====== Provided records ======

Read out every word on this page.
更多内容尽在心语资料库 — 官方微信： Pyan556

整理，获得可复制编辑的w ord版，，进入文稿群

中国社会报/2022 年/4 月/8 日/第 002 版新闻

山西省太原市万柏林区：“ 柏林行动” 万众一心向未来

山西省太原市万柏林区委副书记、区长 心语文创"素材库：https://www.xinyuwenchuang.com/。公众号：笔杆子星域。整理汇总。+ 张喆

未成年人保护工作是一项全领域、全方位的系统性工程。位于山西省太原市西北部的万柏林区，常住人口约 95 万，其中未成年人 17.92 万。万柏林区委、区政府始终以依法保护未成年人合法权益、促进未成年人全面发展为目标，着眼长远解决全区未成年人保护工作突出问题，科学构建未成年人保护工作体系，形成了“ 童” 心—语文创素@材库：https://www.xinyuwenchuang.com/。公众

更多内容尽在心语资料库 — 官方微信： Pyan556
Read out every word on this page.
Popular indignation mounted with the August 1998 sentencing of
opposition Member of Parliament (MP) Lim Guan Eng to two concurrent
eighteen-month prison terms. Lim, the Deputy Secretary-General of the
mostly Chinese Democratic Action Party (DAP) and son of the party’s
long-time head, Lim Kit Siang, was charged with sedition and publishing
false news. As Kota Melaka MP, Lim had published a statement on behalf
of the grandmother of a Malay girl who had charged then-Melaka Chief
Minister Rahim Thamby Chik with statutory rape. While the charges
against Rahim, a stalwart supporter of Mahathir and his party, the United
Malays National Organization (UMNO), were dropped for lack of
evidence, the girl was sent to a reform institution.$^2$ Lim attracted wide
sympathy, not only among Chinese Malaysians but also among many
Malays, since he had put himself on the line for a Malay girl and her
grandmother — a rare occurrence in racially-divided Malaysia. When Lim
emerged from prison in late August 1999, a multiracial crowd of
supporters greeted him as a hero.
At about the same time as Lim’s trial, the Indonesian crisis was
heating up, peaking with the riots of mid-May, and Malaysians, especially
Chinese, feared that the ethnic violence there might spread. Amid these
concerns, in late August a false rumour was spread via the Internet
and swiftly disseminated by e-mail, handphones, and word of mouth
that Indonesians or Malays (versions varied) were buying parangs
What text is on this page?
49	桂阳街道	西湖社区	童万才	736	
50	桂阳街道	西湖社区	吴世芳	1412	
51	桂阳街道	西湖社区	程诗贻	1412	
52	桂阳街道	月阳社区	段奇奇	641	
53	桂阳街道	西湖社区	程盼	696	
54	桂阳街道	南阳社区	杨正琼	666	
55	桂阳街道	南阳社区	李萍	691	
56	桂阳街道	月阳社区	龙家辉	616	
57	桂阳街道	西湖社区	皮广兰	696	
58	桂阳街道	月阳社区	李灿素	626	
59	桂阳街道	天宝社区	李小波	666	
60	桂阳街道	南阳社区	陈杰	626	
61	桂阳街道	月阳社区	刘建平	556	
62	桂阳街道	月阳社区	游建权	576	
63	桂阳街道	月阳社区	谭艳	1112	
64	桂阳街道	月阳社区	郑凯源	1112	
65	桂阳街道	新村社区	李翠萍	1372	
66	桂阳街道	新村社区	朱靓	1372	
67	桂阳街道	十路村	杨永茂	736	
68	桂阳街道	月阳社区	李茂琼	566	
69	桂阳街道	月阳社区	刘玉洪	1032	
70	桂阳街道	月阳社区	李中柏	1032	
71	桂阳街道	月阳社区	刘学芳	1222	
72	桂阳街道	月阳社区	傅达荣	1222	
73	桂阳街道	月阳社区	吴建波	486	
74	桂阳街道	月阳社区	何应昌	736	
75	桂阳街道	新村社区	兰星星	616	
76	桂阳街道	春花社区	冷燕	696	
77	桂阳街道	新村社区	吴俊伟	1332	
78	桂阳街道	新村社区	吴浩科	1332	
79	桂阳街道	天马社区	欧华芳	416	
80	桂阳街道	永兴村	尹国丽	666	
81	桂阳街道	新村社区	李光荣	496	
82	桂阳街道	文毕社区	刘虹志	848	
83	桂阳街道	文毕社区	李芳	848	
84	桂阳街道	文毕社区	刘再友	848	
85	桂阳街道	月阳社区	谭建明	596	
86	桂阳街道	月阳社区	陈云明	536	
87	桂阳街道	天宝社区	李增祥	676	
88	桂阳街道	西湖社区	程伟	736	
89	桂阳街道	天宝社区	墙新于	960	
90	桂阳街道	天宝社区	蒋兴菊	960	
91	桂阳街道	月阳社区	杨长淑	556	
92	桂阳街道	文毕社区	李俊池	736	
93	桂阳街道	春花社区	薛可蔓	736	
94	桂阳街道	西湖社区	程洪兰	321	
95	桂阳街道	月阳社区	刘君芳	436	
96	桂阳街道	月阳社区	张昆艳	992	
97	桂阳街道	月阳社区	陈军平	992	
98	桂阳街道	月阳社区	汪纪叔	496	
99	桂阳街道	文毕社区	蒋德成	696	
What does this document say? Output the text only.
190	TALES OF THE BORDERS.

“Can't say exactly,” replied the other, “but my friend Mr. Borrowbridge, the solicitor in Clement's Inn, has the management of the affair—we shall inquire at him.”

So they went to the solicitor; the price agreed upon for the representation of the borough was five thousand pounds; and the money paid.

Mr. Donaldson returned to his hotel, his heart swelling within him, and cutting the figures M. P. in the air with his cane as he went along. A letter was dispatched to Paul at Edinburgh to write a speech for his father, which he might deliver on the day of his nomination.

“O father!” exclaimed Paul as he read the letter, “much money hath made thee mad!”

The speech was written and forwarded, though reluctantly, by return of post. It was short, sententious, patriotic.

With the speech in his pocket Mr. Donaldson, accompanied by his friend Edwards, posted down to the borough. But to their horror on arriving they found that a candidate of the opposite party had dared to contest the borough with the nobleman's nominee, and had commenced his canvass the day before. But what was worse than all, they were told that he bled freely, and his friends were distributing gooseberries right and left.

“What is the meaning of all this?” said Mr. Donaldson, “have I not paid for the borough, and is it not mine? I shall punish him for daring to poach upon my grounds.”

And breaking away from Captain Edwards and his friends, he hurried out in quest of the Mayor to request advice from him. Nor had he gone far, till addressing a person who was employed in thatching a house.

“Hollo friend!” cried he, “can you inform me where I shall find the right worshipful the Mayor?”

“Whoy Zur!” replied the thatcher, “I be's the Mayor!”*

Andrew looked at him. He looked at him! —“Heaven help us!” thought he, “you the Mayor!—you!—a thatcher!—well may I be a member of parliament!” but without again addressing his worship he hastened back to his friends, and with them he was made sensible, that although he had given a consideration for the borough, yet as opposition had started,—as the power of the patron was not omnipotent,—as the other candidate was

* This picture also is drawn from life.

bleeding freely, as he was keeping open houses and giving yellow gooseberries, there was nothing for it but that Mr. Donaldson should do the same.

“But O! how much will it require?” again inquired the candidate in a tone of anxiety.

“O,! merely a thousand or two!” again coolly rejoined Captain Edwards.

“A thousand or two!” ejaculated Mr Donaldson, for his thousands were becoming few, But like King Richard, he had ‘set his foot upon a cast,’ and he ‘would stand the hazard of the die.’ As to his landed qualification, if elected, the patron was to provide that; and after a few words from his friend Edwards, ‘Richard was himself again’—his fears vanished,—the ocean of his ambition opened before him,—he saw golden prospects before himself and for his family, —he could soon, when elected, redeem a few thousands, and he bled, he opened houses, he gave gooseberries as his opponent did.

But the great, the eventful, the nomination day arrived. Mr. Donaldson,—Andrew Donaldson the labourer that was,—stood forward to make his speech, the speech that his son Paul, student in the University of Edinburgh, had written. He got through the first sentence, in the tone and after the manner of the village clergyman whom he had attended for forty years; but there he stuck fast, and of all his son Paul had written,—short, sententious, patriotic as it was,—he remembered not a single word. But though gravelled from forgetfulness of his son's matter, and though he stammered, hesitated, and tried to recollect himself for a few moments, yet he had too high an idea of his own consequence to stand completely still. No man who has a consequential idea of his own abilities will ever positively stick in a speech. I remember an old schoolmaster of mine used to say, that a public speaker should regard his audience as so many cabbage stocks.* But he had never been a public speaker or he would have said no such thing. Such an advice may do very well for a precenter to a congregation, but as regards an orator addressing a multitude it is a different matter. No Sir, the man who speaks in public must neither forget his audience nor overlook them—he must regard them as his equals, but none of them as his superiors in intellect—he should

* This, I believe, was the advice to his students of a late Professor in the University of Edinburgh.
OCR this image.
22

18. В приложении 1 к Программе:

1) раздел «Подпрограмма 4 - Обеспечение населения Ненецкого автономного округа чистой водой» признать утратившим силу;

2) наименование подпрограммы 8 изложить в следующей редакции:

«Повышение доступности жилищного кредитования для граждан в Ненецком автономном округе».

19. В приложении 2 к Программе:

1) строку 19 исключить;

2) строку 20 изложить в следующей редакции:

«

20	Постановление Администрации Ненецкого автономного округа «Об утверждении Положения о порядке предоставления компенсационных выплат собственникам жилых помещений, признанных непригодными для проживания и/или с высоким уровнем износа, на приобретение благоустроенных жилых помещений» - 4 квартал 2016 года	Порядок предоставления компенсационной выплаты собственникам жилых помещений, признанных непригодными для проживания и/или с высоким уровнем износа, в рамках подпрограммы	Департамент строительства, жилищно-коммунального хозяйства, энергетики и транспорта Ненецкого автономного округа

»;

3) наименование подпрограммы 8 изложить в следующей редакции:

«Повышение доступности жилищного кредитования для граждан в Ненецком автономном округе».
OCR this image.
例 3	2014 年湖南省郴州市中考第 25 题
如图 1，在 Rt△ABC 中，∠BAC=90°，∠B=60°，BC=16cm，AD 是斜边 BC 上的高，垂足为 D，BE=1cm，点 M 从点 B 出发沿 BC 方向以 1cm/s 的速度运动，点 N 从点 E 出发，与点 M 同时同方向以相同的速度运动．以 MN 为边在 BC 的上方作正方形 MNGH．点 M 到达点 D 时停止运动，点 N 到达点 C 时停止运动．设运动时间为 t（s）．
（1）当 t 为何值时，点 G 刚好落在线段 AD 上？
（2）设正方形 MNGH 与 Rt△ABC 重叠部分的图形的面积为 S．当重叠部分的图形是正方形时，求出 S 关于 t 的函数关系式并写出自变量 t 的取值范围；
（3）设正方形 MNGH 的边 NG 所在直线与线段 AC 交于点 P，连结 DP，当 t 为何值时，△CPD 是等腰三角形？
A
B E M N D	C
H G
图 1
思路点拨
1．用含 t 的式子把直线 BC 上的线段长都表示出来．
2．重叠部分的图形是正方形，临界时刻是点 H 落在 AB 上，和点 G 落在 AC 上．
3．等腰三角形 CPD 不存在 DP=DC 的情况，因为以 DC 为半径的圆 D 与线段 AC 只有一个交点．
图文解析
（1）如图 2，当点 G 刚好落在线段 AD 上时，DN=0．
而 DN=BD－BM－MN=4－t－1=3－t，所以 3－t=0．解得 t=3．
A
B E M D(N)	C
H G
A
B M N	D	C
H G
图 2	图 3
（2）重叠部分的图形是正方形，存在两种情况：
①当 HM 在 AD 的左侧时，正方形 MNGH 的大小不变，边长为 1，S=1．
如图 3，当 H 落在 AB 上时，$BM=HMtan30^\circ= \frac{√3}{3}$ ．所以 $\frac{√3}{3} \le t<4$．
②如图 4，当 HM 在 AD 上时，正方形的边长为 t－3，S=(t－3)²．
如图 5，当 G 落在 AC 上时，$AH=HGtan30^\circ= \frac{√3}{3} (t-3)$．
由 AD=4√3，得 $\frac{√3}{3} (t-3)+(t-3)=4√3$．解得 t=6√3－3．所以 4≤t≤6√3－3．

======

▶ [Short task] Extract lines where the string "подпрограммы" occurs.

▶ [Output for this task]
2) наименование подпрограммы 8 изложить в следующей редакции:
20	Постановление Администрации Ненецкого автономного округа «Об утверждении Положения о порядке предоставления компенсационных выплат собственникам жилых помещений, признанных непригодными для проживания и/или с высоким уровнем износа, на приобретение благоустроенных жилых помещений» - 4 квартал 2016 года	Порядок предоставления компенсационной выплаты собственникам жилых помещений, признанных непригодными для проживания и/или с высоким уровнем износа, в рамках подпрограммы	Департамент строительства, жилищно-коммунального хозяйства, энергетики и транспорта Ненецкого автономного округа
3) наименование подпрограммы 8 изложить в следующей редакции:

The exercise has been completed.